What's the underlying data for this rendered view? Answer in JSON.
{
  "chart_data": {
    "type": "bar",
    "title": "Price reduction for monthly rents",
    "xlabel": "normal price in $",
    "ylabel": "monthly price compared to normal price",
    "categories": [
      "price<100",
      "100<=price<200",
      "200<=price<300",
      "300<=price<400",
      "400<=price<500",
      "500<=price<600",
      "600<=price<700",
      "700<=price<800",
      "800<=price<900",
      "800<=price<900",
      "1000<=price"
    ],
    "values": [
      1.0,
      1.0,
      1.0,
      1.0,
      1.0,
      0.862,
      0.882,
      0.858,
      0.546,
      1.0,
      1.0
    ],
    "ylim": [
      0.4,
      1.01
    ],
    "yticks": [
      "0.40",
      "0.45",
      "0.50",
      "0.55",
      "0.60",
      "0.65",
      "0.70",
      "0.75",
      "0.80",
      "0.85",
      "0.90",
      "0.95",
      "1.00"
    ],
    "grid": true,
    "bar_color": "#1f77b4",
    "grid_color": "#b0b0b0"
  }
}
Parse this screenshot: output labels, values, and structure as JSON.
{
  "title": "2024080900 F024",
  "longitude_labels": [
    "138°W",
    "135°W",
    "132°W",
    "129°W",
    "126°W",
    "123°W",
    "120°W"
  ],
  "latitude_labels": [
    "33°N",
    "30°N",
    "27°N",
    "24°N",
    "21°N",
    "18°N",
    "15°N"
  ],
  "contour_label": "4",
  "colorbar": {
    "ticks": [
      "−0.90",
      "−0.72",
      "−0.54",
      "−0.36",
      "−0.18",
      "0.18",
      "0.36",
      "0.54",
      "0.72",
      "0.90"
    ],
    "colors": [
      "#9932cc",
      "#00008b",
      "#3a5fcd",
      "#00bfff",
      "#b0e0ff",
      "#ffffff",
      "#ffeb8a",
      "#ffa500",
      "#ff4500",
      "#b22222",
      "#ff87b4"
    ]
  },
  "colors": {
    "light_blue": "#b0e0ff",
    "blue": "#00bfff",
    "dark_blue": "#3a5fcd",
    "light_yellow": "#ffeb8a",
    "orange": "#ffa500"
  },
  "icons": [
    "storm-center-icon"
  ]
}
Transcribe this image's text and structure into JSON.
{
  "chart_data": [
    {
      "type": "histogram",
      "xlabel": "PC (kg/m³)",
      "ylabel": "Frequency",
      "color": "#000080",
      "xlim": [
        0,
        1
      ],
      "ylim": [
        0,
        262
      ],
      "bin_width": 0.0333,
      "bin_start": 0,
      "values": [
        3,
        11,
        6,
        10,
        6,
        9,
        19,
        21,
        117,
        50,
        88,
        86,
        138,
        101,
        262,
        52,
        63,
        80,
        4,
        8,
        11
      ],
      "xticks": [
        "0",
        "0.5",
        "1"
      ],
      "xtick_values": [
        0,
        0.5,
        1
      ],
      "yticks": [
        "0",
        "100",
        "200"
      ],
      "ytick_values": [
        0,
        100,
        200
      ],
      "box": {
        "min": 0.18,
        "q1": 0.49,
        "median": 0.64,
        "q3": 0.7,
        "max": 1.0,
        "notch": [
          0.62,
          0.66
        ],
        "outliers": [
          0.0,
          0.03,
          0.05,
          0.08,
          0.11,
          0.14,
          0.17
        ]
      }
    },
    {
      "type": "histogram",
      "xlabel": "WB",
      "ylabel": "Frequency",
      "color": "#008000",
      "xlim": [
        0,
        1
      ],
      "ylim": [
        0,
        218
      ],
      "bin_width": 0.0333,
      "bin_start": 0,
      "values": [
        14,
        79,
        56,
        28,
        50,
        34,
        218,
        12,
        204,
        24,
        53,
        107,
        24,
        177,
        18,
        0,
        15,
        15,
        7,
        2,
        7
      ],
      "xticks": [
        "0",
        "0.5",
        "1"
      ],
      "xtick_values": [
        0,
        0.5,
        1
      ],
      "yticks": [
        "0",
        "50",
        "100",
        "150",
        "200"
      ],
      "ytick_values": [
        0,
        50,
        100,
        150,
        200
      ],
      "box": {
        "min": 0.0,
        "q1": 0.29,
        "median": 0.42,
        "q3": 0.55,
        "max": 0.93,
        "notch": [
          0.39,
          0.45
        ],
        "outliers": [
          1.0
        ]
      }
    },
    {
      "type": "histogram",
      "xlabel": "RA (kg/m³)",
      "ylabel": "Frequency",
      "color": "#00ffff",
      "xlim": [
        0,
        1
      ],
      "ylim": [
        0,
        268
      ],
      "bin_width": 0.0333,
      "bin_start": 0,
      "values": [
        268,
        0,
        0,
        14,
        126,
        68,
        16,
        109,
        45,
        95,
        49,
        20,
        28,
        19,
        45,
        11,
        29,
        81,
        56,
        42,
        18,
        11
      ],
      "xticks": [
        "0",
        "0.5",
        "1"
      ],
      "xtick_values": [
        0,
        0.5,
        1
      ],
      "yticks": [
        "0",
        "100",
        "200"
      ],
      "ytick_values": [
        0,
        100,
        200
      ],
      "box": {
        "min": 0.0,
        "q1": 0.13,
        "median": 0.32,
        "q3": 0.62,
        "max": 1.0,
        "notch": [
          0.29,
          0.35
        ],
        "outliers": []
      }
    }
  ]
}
::::::::::
REQUIRED TASK: Above are some records; repeat all of them exactly.

WRITTEN SOLUTION:
What's the underlying data for this rendered view? Answer in JSON.
{
  "chart_data": {
    "type": "bar",
    "title": "Price reduction for monthly rents",
    "xlabel": "normal price in $",
    "ylabel": "monthly price compared to normal price",
    "categories": [
      "price<100",
      "100<=price<200",
      "200<=price<300",
      "300<=price<400",
      "400<=price<500",
      "500<=price<600",
      "600<=price<700",
      "700<=price<800",
      "800<=price<900",
      "800<=price<900",
      "1000<=price"
    ],
    "values": [
      1.0,
      1.0,
      1.0,
      1.0,
      1.0,
      0.862,
      0.882,
      0.858,
      0.546,
      1.0,
      1.0
    ],
    "ylim": [
      0.4,
      1.01
    ],
    "yticks": [
      "0.40",
      "0.45",
      "0.50",
      "0.55",
      "0.60",
      "0.65",
      "0.70",
      "0.75",
      "0.80",
      "0.85",
      "0.90",
      "0.95",
      "1.00"
    ],
    "grid": true,
    "bar_color": "#1f77b4",
    "grid_color": "#b0b0b0"
  }
}
Parse this screenshot: output labels, values, and structure as JSON.
{
  "title": "2024080900 F024",
  "longitude_labels": [
    "138°W",
    "135°W",
    "132°W",
    "129°W",
    "126°W",
    "123°W",
    "120°W"
  ],
  "latitude_labels": [
    "33°N",
    "30°N",
    "27°N",
    "24°N",
    "21°N",
    "18°N",
    "15°N"
  ],
  "contour_label": "4",
  "colorbar": {
    "ticks": [
      "−0.90",
      "−0.72",
      "−0.54",
      "−0.36",
      "−0.18",
      "0.18",
      "0.36",
      "0.54",
      "0.72",
      "0.90"
    ],
    "colors": [
      "#9932cc",
      "#00008b",
      "#3a5fcd",
      "#00bfff",
      "#b0e0ff",
      "#ffffff",
      "#ffeb8a",
      "#ffa500",
      "#ff4500",
      "#b22222",
      "#ff87b4"
    ]
  },
  "colors": {
    "light_blue": "#b0e0ff",
    "blue": "#00bfff",
    "dark_blue": "#3a5fcd",
    "light_yellow": "#ffeb8a",
    "orange": "#ffa500"
  },
  "icons": [
    "storm-center-icon"
  ]
}
Transcribe this image's text and structure into JSON.
{
  "chart_data": [
    {
      "type": "histogram",
      "xlabel": "PC (kg/m³)",
      "ylabel": "Frequency",
      "color": "#000080",
      "xlim": [
        0,
        1
      ],
      "ylim": [
        0,
        262
      ],
      "bin_width": 0.0333,
      "bin_start": 0,
      "values": [
        3,
        11,
        6,
        10,
        6,
        9,
        19,
        21,
        117,
        50,
        88,
        86,
        138,
        101,
        262,
        52,
        63,
        80,
        4,
        8,
        11
      ],
      "xticks": [
        "0",
        "0.5",
        "1"
      ],
      "xtick_values": [
        0,
        0.5,
        1
      ],
      "yticks": [
        "0",
        "100",
        "200"
      ],
      "ytick_values": [
        0,
        100,
        200
      ],
      "box": {
        "min": 0.18,
        "q1": 0.49,
        "median": 0.64,
        "q3": 0.7,
        "max": 1.0,
        "notch": [
          0.62,
          0.66
        ],
        "outliers": [
          0.0,
          0.03,
          0.05,
          0.08,
          0.11,
          0.14,
          0.17
        ]
      }
    },
    {
      "type": "histogram",
      "xlabel": "WB",
      "ylabel": "Frequency",
      "color": "#008000",
      "xlim": [
        0,
        1
      ],
      "ylim": [
        0,
        218
      ],
      "bin_width": 0.0333,
      "bin_start": 0,
      "values": [
        14,
        79,
        56,
        28,
        50,
        34,
        218,
        12,
        204,
        24,
        53,
        107,
        24,
        177,
        18,
        0,
        15,
        15,
        7,
        2,
        7
      ],
      "xticks": [
        "0",
        "0.5",
        "1"
      ],
      "xtick_values": [
        0,
        0.5,
        1
      ],
      "yticks": [
        "0",
        "50",
        "100",
        "150",
        "200"
      ],
      "ytick_values": [
        0,
        50,
        100,
        150,
        200
      ],
      "box": {
        "min": 0.0,
        "q1": 0.29,
        "median": 0.42,
        "q3": 0.55,
        "max": 0.93,
        "notch": [
          0.39,
          0.45
        ],
        "outliers": [
          1.0
        ]
      }
    },
    {
      "type": "histogram",
      "xlabel": "RA (kg/m³)",
      "ylabel": "Frequency",
      "color": "#00ffff",
      "xlim": [
        0,
        1
      ],
      "ylim": [
        0,
        268
      ],
      "bin_width": 0.0333,
      "bin_start": 0,
      "values": [
        268,
        0,
        0,
        14,
        126,
        68,
        16,
        109,
        45,
        95,
        49,
        20,
        28,
        19,
        45,
        11,
        29,
        81,
        56,
        42,
        18,
        11
      ],
      "xticks": [
        "0",
        "0.5",
        "1"
      ],
      "xtick_values": [
        0,
        0.5,
        1
      ],
      "yticks": [
        "0",
        "100",
        "200"
      ],
      "ytick_values": [
        0,
        100,
        200
      ],
      "box": {
        "min": 0.0,
        "q1": 0.13,
        "median": 0.32,
        "q3": 0.62,
        "max": 1.0,
        "notch": [
          0.29,
          0.35
        ],
        "outliers": []
      }
    }
  ]
}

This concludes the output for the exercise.